* TASK DETAILS *
Please print every record below exactly as it appears.
━━━━━━━━━━━━━━━━━━━━━━━━━━━━━━
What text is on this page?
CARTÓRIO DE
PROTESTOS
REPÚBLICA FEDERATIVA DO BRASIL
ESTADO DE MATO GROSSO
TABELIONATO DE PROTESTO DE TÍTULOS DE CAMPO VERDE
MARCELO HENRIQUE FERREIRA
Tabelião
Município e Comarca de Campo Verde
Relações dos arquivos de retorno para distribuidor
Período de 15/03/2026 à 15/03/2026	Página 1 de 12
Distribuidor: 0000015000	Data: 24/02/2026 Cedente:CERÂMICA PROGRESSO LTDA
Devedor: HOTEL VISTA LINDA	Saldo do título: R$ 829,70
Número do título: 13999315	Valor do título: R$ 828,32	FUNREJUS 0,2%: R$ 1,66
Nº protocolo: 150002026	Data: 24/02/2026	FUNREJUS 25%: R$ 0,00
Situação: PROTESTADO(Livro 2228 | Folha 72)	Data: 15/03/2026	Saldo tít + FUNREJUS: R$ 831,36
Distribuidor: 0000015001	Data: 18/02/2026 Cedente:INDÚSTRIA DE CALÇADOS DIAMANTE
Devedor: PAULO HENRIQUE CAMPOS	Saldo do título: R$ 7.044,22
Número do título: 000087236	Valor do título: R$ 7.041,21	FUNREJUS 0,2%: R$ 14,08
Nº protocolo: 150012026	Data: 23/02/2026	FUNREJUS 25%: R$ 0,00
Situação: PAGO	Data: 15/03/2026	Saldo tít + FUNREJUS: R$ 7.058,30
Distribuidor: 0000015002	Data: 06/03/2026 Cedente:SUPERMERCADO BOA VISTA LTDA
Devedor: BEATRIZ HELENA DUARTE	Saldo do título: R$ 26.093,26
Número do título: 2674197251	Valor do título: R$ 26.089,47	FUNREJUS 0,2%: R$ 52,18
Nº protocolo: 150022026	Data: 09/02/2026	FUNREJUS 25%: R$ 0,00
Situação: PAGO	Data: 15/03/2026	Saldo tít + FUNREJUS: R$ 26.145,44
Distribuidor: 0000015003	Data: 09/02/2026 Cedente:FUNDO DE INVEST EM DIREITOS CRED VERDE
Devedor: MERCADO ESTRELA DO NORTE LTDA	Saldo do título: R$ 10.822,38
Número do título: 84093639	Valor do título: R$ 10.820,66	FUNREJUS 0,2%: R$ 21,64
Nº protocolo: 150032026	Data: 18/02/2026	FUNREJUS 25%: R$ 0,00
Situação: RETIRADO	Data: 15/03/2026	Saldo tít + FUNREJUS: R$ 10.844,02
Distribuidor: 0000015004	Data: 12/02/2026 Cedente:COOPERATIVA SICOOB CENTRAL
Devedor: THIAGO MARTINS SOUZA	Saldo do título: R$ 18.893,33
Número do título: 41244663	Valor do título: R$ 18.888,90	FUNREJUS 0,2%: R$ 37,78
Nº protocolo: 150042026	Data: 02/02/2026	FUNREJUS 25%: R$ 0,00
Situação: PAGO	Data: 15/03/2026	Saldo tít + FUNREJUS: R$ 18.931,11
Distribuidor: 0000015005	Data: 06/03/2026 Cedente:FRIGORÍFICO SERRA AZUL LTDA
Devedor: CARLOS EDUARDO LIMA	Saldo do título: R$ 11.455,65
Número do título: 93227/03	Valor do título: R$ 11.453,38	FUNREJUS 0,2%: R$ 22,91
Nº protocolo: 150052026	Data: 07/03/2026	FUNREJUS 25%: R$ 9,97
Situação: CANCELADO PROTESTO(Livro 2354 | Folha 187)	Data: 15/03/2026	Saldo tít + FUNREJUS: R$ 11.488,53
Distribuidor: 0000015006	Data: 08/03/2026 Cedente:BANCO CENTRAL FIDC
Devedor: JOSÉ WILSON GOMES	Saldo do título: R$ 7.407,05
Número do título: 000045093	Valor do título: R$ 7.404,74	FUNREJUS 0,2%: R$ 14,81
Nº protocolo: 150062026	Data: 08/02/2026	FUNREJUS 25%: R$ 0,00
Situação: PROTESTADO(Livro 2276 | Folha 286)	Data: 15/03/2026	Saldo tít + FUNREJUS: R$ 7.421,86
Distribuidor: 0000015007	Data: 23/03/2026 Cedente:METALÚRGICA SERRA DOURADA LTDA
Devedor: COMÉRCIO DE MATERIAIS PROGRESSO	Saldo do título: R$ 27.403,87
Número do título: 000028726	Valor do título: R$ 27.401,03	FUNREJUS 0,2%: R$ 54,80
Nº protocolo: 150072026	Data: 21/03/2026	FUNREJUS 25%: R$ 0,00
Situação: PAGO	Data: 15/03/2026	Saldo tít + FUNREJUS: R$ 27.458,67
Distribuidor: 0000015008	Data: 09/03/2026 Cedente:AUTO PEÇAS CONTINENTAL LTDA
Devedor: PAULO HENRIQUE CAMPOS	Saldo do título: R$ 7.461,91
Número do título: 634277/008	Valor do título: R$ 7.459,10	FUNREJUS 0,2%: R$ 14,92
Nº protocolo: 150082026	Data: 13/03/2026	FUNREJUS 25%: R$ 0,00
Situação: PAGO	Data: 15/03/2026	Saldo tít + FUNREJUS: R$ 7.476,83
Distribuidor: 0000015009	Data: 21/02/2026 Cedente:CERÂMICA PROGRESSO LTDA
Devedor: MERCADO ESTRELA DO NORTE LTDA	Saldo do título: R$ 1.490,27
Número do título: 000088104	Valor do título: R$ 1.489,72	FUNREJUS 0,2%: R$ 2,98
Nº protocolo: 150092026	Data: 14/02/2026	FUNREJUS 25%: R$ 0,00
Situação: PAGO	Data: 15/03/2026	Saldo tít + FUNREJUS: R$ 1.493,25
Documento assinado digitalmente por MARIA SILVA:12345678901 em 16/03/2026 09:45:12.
━━━━━━━━━━━━━━━━━━━━━━━━━━━━━━
* SOLUTION BELOW *
What text is on this page?
CARTÓRIO DE
PROTESTOS
REPÚBLICA FEDERATIVA DO BRASIL
ESTADO DE MATO GROSSO
TABELIONATO DE PROTESTO DE TÍTULOS DE CAMPO VERDE
MARCELO HENRIQUE FERREIRA
Tabelião
Município e Comarca de Campo Verde
Relações dos arquivos de retorno para distribuidor
Período de 15/03/2026 à 15/03/2026	Página 1 de 12
Distribuidor: 0000015000	Data: 24/02/2026 Cedente:CERÂMICA PROGRESSO LTDA
Devedor: HOTEL VISTA LINDA	Saldo do título: R$ 829,70
Número do título: 13999315	Valor do título: R$ 828,32	FUNREJUS 0,2%: R$ 1,66
Nº protocolo: 150002026	Data: 24/02/2026	FUNREJUS 25%: R$ 0,00
Situação: PROTESTADO(Livro 2228 | Folha 72)	Data: 15/03/2026	Saldo tít + FUNREJUS: R$ 831,36
Distribuidor: 0000015001	Data: 18/02/2026 Cedente:INDÚSTRIA DE CALÇADOS DIAMANTE
Devedor: PAULO HENRIQUE CAMPOS	Saldo do título: R$ 7.044,22
Número do título: 000087236	Valor do título: R$ 7.041,21	FUNREJUS 0,2%: R$ 14,08
Nº protocolo: 150012026	Data: 23/02/2026	FUNREJUS 25%: R$ 0,00
Situação: PAGO	Data: 15/03/2026	Saldo tít + FUNREJUS: R$ 7.058,30
Distribuidor: 0000015002	Data: 06/03/2026 Cedente:SUPERMERCADO BOA VISTA LTDA
Devedor: BEATRIZ HELENA DUARTE	Saldo do título: R$ 26.093,26
Número do título: 2674197251	Valor do título: R$ 26.089,47	FUNREJUS 0,2%: R$ 52,18
Nº protocolo: 150022026	Data: 09/02/2026	FUNREJUS 25%: R$ 0,00
Situação: PAGO	Data: 15/03/2026	Saldo tít + FUNREJUS: R$ 26.145,44
Distribuidor: 0000015003	Data: 09/02/2026 Cedente:FUNDO DE INVEST EM DIREITOS CRED VERDE
Devedor: MERCADO ESTRELA DO NORTE LTDA	Saldo do título: R$ 10.822,38
Número do título: 84093639	Valor do título: R$ 10.820,66	FUNREJUS 0,2%: R$ 21,64
Nº protocolo: 150032026	Data: 18/02/2026	FUNREJUS 25%: R$ 0,00
Situação: RETIRADO	Data: 15/03/2026	Saldo tít + FUNREJUS: R$ 10.844,02
Distribuidor: 0000015004	Data: 12/02/2026 Cedente:COOPERATIVA SICOOB CENTRAL
Devedor: THIAGO MARTINS SOUZA	Saldo do título: R$ 18.893,33
Número do título: 41244663	Valor do título: R$ 18.888,90	FUNREJUS 0,2%: R$ 37,78
Nº protocolo: 150042026	Data: 02/02/2026	FUNREJUS 25%: R$ 0,00
Situação: PAGO	Data: 15/03/2026	Saldo tít + FUNREJUS: R$ 18.931,11
Distribuidor: 0000015005	Data: 06/03/2026 Cedente:FRIGORÍFICO SERRA AZUL LTDA
Devedor: CARLOS EDUARDO LIMA	Saldo do título: R$ 11.455,65
Número do título: 93227/03	Valor do título: R$ 11.453,38	FUNREJUS 0,2%: R$ 22,91
Nº protocolo: 150052026	Data: 07/03/2026	FUNREJUS 25%: R$ 9,97
Situação: CANCELADO PROTESTO(Livro 2354 | Folha 187)	Data: 15/03/2026	Saldo tít + FUNREJUS: R$ 11.488,53
Distribuidor: 0000015006	Data: 08/03/2026 Cedente:BANCO CENTRAL FIDC
Devedor: JOSÉ WILSON GOMES	Saldo do título: R$ 7.407,05
Número do título: 000045093	Valor do título: R$ 7.404,74	FUNREJUS 0,2%: R$ 14,81
Nº protocolo: 150062026	Data: 08/02/2026	FUNREJUS 25%: R$ 0,00
Situação: PROTESTADO(Livro 2276 | Folha 286)	Data: 15/03/2026	Saldo tít + FUNREJUS: R$ 7.421,86
Distribuidor: 0000015007	Data: 23/03/2026 Cedente:METALÚRGICA SERRA DOURADA LTDA
Devedor: COMÉRCIO DE MATERIAIS PROGRESSO	Saldo do título: R$ 27.403,87
Número do título: 000028726	Valor do título: R$ 27.401,03	FUNREJUS 0,2%: R$ 54,80
Nº protocolo: 150072026	Data: 21/03/2026	FUNREJUS 25%: R$ 0,00
Situação: PAGO	Data: 15/03/2026	Saldo tít + FUNREJUS: R$ 27.458,67
Distribuidor: 0000015008	Data: 09/03/2026 Cedente:AUTO PEÇAS CONTINENTAL LTDA
Devedor: PAULO HENRIQUE CAMPOS	Saldo do título: R$ 7.461,91
Número do título: 634277/008	Valor do título: R$ 7.459,10	FUNREJUS 0,2%: R$ 14,92
Nº protocolo: 150082026	Data: 13/03/2026	FUNREJUS 25%: R$ 0,00
Situação: PAGO	Data: 15/03/2026	Saldo tít + FUNREJUS: R$ 7.476,83
Distribuidor: 0000015009	Data: 21/02/2026 Cedente:CERÂMICA PROGRESSO LTDA
Devedor: MERCADO ESTRELA DO NORTE LTDA	Saldo do título: R$ 1.490,27
Número do título: 000088104	Valor do título: R$ 1.489,72	FUNREJUS 0,2%: R$ 2,98
Nº protocolo: 150092026	Data: 14/02/2026	FUNREJUS 25%: R$ 0,00
Situação: PAGO	Data: 15/03/2026	Saldo tít + FUNREJUS: R$ 1.493,25
Documento assinado digitalmente por MARIA SILVA:12345678901 em 16/03/2026 09:45:12.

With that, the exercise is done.